- Task directions: In the material below, find each line holding the string "screenshot" and copy it.
-- start Dataset content --
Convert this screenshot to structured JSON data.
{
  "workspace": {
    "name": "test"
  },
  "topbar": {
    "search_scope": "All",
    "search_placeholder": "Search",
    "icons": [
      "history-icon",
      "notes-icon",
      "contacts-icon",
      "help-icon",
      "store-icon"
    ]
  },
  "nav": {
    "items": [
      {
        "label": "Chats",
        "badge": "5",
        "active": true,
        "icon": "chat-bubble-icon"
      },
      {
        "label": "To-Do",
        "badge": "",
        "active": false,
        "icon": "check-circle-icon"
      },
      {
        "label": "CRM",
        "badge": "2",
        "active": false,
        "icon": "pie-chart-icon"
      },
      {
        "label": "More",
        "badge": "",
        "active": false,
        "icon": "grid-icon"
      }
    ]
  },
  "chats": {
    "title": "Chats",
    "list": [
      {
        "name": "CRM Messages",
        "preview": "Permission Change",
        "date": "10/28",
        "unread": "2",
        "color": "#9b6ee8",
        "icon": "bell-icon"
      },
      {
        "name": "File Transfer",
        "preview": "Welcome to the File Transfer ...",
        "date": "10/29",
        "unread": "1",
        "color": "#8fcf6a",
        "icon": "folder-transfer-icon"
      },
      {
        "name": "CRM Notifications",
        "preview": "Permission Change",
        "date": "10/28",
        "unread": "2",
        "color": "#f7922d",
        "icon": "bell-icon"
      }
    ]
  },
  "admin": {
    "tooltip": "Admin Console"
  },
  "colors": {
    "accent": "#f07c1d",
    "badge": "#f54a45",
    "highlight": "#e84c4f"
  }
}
-- end Dataset content --
-- start Dataset content --
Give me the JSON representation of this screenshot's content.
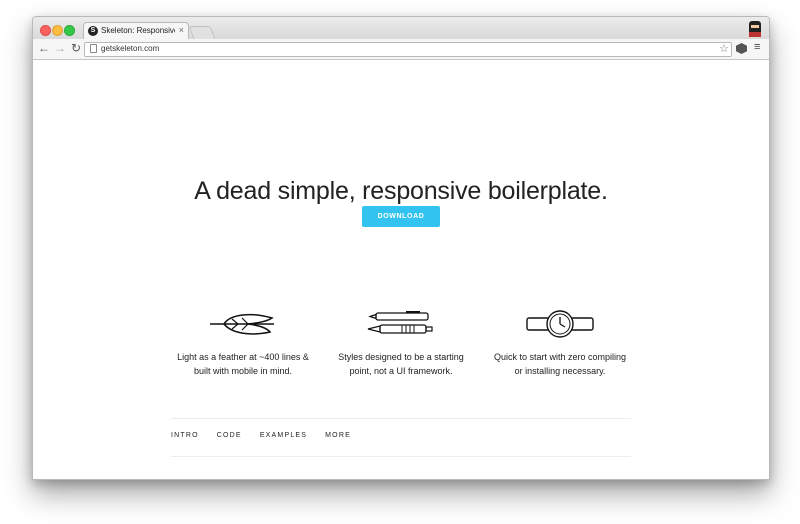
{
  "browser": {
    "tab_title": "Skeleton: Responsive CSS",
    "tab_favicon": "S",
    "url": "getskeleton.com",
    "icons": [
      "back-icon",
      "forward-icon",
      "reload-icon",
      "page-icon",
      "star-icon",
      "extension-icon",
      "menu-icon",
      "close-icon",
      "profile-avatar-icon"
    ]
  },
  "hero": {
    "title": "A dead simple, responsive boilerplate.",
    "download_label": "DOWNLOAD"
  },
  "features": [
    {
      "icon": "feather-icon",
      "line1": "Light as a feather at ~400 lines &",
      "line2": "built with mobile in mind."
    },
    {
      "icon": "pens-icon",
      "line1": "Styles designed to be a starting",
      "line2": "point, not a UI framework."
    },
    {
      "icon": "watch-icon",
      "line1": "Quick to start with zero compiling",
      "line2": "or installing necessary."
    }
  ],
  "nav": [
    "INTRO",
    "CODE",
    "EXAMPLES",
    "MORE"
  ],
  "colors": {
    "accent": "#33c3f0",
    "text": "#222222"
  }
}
-- end Dataset content --
- Written reply:
Convert this screenshot to structured JSON data.
Give me the JSON representation of this screenshot's content.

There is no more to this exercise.